What to work on:
Restate the full set of records exactly, without adding or dropping a word.

Entries supplied:
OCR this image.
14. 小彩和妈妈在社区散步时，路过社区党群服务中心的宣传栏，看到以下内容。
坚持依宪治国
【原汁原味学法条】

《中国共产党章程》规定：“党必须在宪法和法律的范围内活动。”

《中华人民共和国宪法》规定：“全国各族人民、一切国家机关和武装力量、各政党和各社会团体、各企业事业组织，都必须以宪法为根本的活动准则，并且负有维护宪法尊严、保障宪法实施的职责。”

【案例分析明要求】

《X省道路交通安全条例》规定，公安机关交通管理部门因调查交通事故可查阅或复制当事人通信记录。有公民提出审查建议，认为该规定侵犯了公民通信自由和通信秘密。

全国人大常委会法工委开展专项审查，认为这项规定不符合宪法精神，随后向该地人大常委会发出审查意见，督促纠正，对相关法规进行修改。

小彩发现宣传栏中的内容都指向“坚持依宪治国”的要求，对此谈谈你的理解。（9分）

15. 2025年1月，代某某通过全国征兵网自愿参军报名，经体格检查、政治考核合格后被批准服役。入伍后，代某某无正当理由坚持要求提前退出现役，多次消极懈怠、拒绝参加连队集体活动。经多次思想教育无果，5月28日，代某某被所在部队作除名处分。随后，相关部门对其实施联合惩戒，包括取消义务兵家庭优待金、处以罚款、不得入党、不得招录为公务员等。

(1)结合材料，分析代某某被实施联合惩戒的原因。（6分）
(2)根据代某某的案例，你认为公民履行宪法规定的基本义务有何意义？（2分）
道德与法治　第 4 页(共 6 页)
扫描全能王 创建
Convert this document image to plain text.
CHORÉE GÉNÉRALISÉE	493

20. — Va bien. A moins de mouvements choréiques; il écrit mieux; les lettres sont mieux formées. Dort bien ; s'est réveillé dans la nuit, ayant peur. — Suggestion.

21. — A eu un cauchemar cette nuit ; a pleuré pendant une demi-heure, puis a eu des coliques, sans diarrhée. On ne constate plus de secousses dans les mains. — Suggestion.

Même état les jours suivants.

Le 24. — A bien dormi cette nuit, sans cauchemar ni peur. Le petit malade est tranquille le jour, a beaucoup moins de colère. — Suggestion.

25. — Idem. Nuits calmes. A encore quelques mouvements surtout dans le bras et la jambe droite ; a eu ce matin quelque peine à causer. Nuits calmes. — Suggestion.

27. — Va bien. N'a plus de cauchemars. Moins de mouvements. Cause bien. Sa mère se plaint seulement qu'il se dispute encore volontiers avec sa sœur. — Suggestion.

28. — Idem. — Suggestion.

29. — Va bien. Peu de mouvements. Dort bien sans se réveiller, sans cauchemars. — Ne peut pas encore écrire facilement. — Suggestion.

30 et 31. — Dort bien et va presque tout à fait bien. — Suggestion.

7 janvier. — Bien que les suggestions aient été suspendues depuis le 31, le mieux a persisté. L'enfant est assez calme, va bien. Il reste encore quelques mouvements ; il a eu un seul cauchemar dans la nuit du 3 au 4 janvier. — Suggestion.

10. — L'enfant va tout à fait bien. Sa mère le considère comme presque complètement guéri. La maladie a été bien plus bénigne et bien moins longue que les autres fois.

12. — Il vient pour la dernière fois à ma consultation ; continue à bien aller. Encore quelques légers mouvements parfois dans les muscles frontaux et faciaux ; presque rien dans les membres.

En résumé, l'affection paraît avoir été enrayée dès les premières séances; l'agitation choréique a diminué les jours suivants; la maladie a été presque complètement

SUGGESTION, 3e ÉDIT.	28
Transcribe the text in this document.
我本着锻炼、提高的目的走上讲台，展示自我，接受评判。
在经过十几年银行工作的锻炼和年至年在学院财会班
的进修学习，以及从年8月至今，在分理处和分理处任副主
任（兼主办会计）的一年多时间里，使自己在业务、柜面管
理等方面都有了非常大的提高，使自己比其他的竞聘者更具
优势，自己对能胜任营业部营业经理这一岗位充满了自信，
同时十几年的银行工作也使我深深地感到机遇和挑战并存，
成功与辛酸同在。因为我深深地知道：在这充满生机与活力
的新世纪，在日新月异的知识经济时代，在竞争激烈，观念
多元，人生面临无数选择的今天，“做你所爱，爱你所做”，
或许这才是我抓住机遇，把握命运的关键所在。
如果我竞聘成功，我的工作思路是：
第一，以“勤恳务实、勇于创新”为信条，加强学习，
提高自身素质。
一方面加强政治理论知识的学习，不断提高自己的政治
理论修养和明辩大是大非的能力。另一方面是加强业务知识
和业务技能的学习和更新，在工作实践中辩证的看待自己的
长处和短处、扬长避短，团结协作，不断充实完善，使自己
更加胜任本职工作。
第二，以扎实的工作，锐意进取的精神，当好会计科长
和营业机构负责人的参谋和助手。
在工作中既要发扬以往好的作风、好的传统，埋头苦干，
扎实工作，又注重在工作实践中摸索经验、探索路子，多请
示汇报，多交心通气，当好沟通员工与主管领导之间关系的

Exercise answer:
OCR this image.
14. 小彩和妈妈在社区散步时，路过社区党群服务中心的宣传栏，看到以下内容。
坚持依宪治国
【原汁原味学法条】

《中国共产党章程》规定：“党必须在宪法和法律的范围内活动。”

《中华人民共和国宪法》规定：“全国各族人民、一切国家机关和武装力量、各政党和各社会团体、各企业事业组织，都必须以宪法为根本的活动准则，并且负有维护宪法尊严、保障宪法实施的职责。”

【案例分析明要求】

《X省道路交通安全条例》规定，公安机关交通管理部门因调查交通事故可查阅或复制当事人通信记录。有公民提出审查建议，认为该规定侵犯了公民通信自由和通信秘密。

全国人大常委会法工委开展专项审查，认为这项规定不符合宪法精神，随后向该地人大常委会发出审查意见，督促纠正，对相关法规进行修改。

小彩发现宣传栏中的内容都指向“坚持依宪治国”的要求，对此谈谈你的理解。（9分）

15. 2025年1月，代某某通过全国征兵网自愿参军报名，经体格检查、政治考核合格后被批准服役。入伍后，代某某无正当理由坚持要求提前退出现役，多次消极懈怠、拒绝参加连队集体活动。经多次思想教育无果，5月28日，代某某被所在部队作除名处分。随后，相关部门对其实施联合惩戒，包括取消义务兵家庭优待金、处以罚款、不得入党、不得招录为公务员等。

(1)结合材料，分析代某某被实施联合惩戒的原因。（6分）
(2)根据代某某的案例，你认为公民履行宪法规定的基本义务有何意义？（2分）
道德与法治　第 4 页(共 6 页)
扫描全能王 创建
Convert this document image to plain text.
CHORÉE GÉNÉRALISÉE	493

20. — Va bien. A moins de mouvements choréiques; il écrit mieux; les lettres sont mieux formées. Dort bien ; s'est réveillé dans la nuit, ayant peur. — Suggestion.

21. — A eu un cauchemar cette nuit ; a pleuré pendant une demi-heure, puis a eu des coliques, sans diarrhée. On ne constate plus de secousses dans les mains. — Suggestion.

Même état les jours suivants.

Le 24. — A bien dormi cette nuit, sans cauchemar ni peur. Le petit malade est tranquille le jour, a beaucoup moins de colère. — Suggestion.

25. — Idem. Nuits calmes. A encore quelques mouvements surtout dans le bras et la jambe droite ; a eu ce matin quelque peine à causer. Nuits calmes. — Suggestion.

27. — Va bien. N'a plus de cauchemars. Moins de mouvements. Cause bien. Sa mère se plaint seulement qu'il se dispute encore volontiers avec sa sœur. — Suggestion.

28. — Idem. — Suggestion.

29. — Va bien. Peu de mouvements. Dort bien sans se réveiller, sans cauchemars. — Ne peut pas encore écrire facilement. — Suggestion.

30 et 31. — Dort bien et va presque tout à fait bien. — Suggestion.

7 janvier. — Bien que les suggestions aient été suspendues depuis le 31, le mieux a persisté. L'enfant est assez calme, va bien. Il reste encore quelques mouvements ; il a eu un seul cauchemar dans la nuit du 3 au 4 janvier. — Suggestion.

10. — L'enfant va tout à fait bien. Sa mère le considère comme presque complètement guéri. La maladie a été bien plus bénigne et bien moins longue que les autres fois.

12. — Il vient pour la dernière fois à ma consultation ; continue à bien aller. Encore quelques légers mouvements parfois dans les muscles frontaux et faciaux ; presque rien dans les membres.

En résumé, l'affection paraît avoir été enrayée dès les premières séances; l'agitation choréique a diminué les jours suivants; la maladie a été presque complètement

SUGGESTION, 3e ÉDIT.	28
Transcribe the text in this document.
我本着锻炼、提高的目的走上讲台，展示自我，接受评判。
在经过十几年银行工作的锻炼和年至年在学院财会班
的进修学习，以及从年8月至今，在分理处和分理处任副主
任（兼主办会计）的一年多时间里，使自己在业务、柜面管
理等方面都有了非常大的提高，使自己比其他的竞聘者更具
优势，自己对能胜任营业部营业经理这一岗位充满了自信，
同时十几年的银行工作也使我深深地感到机遇和挑战并存，
成功与辛酸同在。因为我深深地知道：在这充满生机与活力
的新世纪，在日新月异的知识经济时代，在竞争激烈，观念
多元，人生面临无数选择的今天，“做你所爱，爱你所做”，
或许这才是我抓住机遇，把握命运的关键所在。
如果我竞聘成功，我的工作思路是：
第一，以“勤恳务实、勇于创新”为信条，加强学习，
提高自身素质。
一方面加强政治理论知识的学习，不断提高自己的政治
理论修养和明辩大是大非的能力。另一方面是加强业务知识
和业务技能的学习和更新，在工作实践中辩证的看待自己的
长处和短处、扬长避短，团结协作，不断充实完善，使自己
更加胜任本职工作。
第二，以扎实的工作，锐意进取的精神，当好会计科长
和营业机构负责人的参谋和助手。
在工作中既要发扬以往好的作风、好的传统，埋头苦干，
扎实工作，又注重在工作实践中摸索经验、探索路子，多请
示汇报，多交心通气，当好沟通员工与主管领导之间关系的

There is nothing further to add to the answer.